§ **TASK INSTRUCTIONS**
Copy out the complete listing, word for word.

§ **DATASET EXTRACT**

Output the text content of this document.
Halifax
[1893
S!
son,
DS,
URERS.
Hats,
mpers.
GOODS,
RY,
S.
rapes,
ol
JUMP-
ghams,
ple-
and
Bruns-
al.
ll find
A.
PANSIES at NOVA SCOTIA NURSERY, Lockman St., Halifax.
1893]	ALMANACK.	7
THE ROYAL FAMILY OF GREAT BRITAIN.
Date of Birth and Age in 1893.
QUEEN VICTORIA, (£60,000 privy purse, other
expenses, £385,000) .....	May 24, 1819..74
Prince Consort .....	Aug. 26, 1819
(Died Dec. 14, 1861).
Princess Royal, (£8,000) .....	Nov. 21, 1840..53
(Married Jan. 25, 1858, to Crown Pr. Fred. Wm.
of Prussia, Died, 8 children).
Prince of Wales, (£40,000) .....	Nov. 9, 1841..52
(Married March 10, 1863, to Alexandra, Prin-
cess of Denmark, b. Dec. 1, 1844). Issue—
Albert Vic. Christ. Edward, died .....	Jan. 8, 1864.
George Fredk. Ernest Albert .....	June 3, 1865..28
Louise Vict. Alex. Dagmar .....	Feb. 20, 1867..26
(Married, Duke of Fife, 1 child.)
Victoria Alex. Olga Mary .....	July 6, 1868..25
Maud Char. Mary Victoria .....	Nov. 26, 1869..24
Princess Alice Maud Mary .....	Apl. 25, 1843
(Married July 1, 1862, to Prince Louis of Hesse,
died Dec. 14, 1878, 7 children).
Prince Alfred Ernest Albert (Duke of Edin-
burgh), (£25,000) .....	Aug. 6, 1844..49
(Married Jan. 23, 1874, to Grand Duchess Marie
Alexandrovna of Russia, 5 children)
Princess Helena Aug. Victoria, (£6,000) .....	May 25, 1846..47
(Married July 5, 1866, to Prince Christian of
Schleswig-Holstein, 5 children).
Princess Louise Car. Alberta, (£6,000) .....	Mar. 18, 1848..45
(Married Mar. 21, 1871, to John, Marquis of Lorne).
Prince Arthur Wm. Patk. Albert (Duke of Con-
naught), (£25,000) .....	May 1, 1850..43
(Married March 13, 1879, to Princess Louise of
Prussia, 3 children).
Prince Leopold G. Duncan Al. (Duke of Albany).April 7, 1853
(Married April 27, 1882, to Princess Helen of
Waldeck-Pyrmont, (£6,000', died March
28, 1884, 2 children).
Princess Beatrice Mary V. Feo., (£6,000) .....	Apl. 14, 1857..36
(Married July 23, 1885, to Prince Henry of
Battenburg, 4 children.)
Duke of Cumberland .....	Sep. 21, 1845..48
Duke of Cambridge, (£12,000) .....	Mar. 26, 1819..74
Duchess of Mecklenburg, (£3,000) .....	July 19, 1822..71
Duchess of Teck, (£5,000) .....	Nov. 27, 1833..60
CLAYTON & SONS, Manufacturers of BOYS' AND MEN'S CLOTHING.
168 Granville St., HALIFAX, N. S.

§ **FINISHED EXERCISE**
Output the text content of this document.
Halifax
[1893
S!
son,
DS,
URERS.
Hats,
mpers.
GOODS,
RY,
S.
rapes,
ol
JUMP-
ghams,
ple-
and
Bruns-
al.
ll find
A.
PANSIES at NOVA SCOTIA NURSERY, Lockman St., Halifax.
1893]	ALMANACK.	7
THE ROYAL FAMILY OF GREAT BRITAIN.
Date of Birth and Age in 1893.
QUEEN VICTORIA, (£60,000 privy purse, other
expenses, £385,000) .....	May 24, 1819..74
Prince Consort .....	Aug. 26, 1819
(Died Dec. 14, 1861).
Princess Royal, (£8,000) .....	Nov. 21, 1840..53
(Married Jan. 25, 1858, to Crown Pr. Fred. Wm.
of Prussia, Died, 8 children).
Prince of Wales, (£40,000) .....	Nov. 9, 1841..52
(Married March 10, 1863, to Alexandra, Prin-
cess of Denmark, b. Dec. 1, 1844). Issue—
Albert Vic. Christ. Edward, died .....	Jan. 8, 1864.
George Fredk. Ernest Albert .....	June 3, 1865..28
Louise Vict. Alex. Dagmar .....	Feb. 20, 1867..26
(Married, Duke of Fife, 1 child.)
Victoria Alex. Olga Mary .....	July 6, 1868..25
Maud Char. Mary Victoria .....	Nov. 26, 1869..24
Princess Alice Maud Mary .....	Apl. 25, 1843
(Married July 1, 1862, to Prince Louis of Hesse,
died Dec. 14, 1878, 7 children).
Prince Alfred Ernest Albert (Duke of Edin-
burgh), (£25,000) .....	Aug. 6, 1844..49
(Married Jan. 23, 1874, to Grand Duchess Marie
Alexandrovna of Russia, 5 children)
Princess Helena Aug. Victoria, (£6,000) .....	May 25, 1846..47
(Married July 5, 1866, to Prince Christian of
Schleswig-Holstein, 5 children).
Princess Louise Car. Alberta, (£6,000) .....	Mar. 18, 1848..45
(Married Mar. 21, 1871, to John, Marquis of Lorne).
Prince Arthur Wm. Patk. Albert (Duke of Con-
naught), (£25,000) .....	May 1, 1850..43
(Married March 13, 1879, to Princess Louise of
Prussia, 3 children).
Prince Leopold G. Duncan Al. (Duke of Albany).April 7, 1853
(Married April 27, 1882, to Princess Helen of
Waldeck-Pyrmont, (£6,000', died March
28, 1884, 2 children).
Princess Beatrice Mary V. Feo., (£6,000) .....	Apl. 14, 1857..36
(Married July 23, 1885, to Prince Henry of
Battenburg, 4 children.)
Duke of Cumberland .....	Sep. 21, 1845..48
Duke of Cambridge, (£12,000) .....	Mar. 26, 1819..74
Duchess of Mecklenburg, (£3,000) .....	July 19, 1822..71
Duchess of Teck, (£5,000) .....	Nov. 27, 1833..60
CLAYTON & SONS, Manufacturers of BOYS' AND MEN'S CLOTHING.
168 Granville St., HALIFAX, N. S.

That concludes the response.